*Given task:* Set down the full listing exactly as given. Any pictures are to be left out.

Extracted data entries

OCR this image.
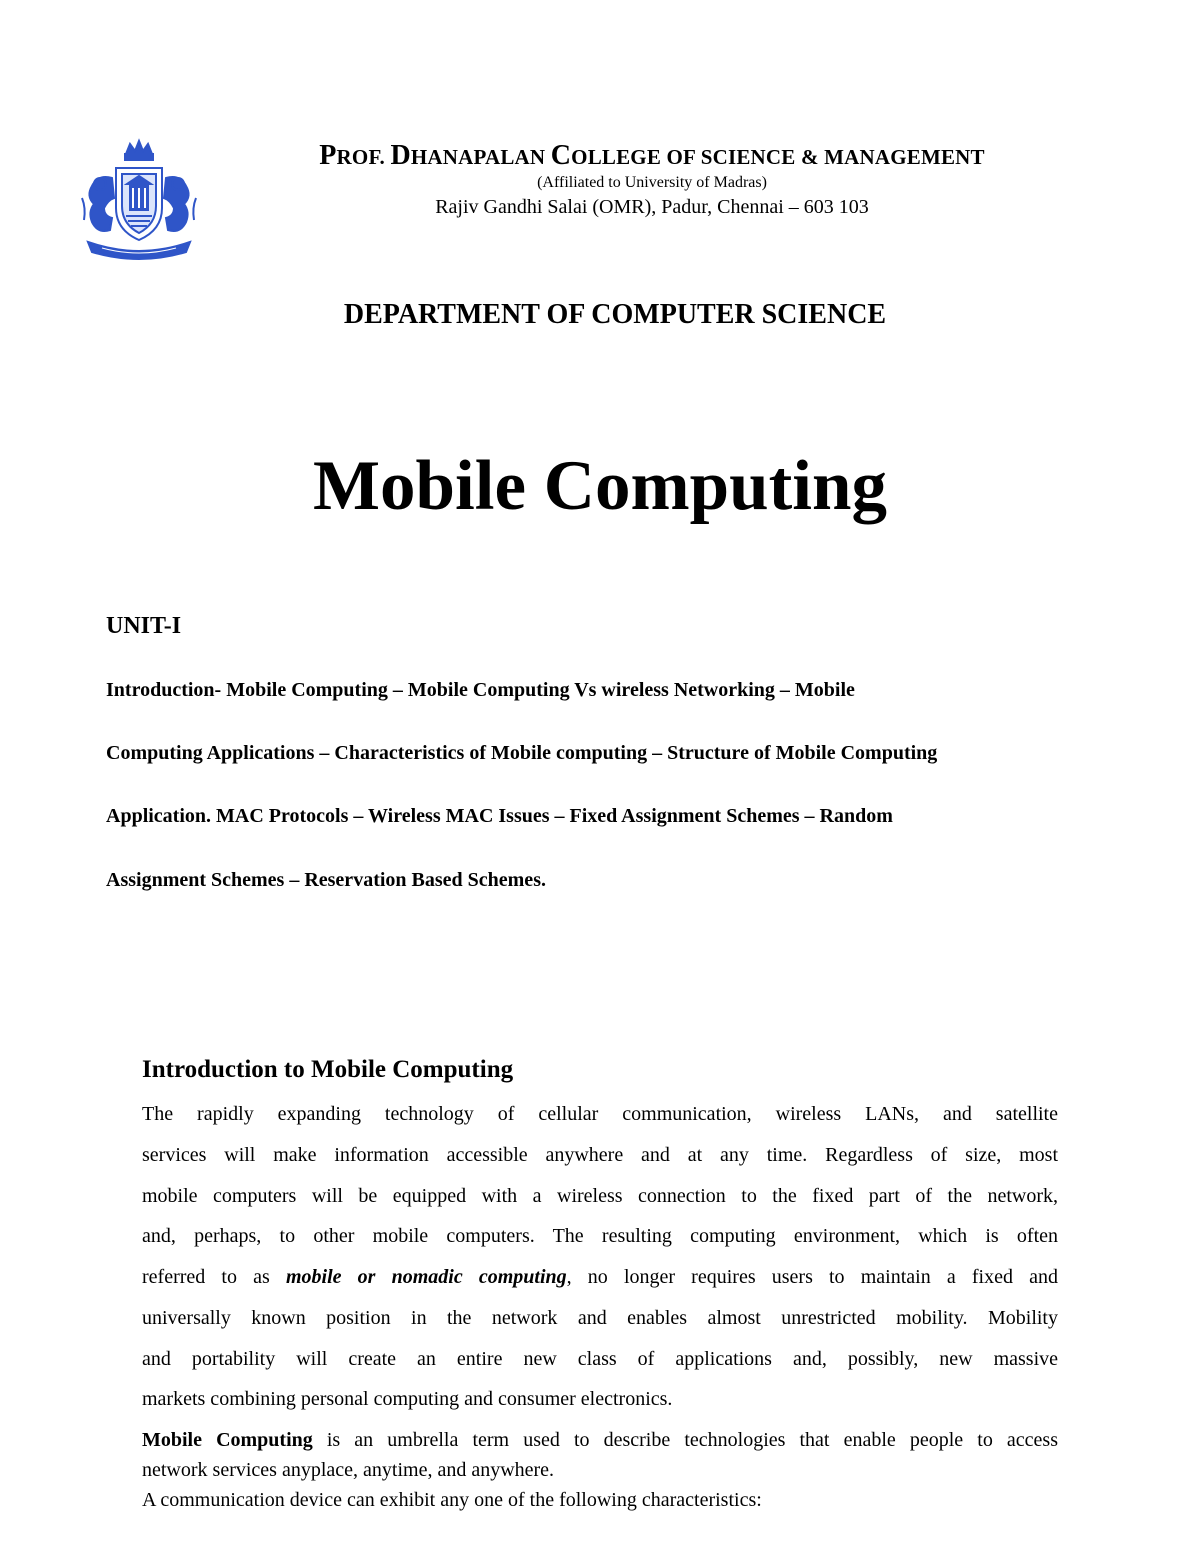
PROF. DHANAPALAN COLLEGE OF SCIENCE & MANAGEMENT
(Affiliated to University of Madras)
Rajiv Gandhi Salai (OMR), Padur, Chennai – 603 103
DEPARTMENT OF COMPUTER SCIENCE
Mobile Computing
UNIT-I
Introduction- Mobile Computing – Mobile Computing Vs wireless Networking – Mobile
Computing Applications – Characteristics of Mobile computing – Structure of Mobile Computing
Application. MAC Protocols – Wireless MAC Issues – Fixed Assignment Schemes – Random
Assignment Schemes – Reservation Based Schemes.
Introduction to Mobile Computing
The rapidly expanding technology of cellular communication, wireless LANs, and satellite
services will make information accessible anywhere and at any time. Regardless of size, most
mobile computers will be equipped with a wireless connection to the fixed part of the network,
and, perhaps, to other mobile computers. The resulting computing environment, which is often
referred to as mobile or nomadic computing, no longer requires users to maintain a fixed and
universally known position in the network and enables almost unrestricted mobility. Mobility
and portability will create an entire new class of applications and, possibly, new massive
markets combining personal computing and consumer electronics.
Mobile Computing is an umbrella term used to describe technologies that enable people to access
network services anyplace, anytime, and anywhere.
A communication device can exhibit any one of the following characteristics:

*Output of the task:*
OCR this image.
PROF. DHANAPALAN COLLEGE OF SCIENCE & MANAGEMENT
(Affiliated to University of Madras)
Rajiv Gandhi Salai (OMR), Padur, Chennai – 603 103
DEPARTMENT OF COMPUTER SCIENCE
Mobile Computing
UNIT-I
Introduction- Mobile Computing – Mobile Computing Vs wireless Networking – Mobile
Computing Applications – Characteristics of Mobile computing – Structure of Mobile Computing
Application. MAC Protocols – Wireless MAC Issues – Fixed Assignment Schemes – Random
Assignment Schemes – Reservation Based Schemes.
Introduction to Mobile Computing
The rapidly expanding technology of cellular communication, wireless LANs, and satellite
services will make information accessible anywhere and at any time. Regardless of size, most
mobile computers will be equipped with a wireless connection to the fixed part of the network,
and, perhaps, to other mobile computers. The resulting computing environment, which is often
referred to as mobile or nomadic computing, no longer requires users to maintain a fixed and
universally known position in the network and enables almost unrestricted mobility. Mobility
and portability will create an entire new class of applications and, possibly, new massive
markets combining personal computing and consumer electronics.
Mobile Computing is an umbrella term used to describe technologies that enable people to access
network services anyplace, anytime, and anywhere.
A communication device can exhibit any one of the following characteristics:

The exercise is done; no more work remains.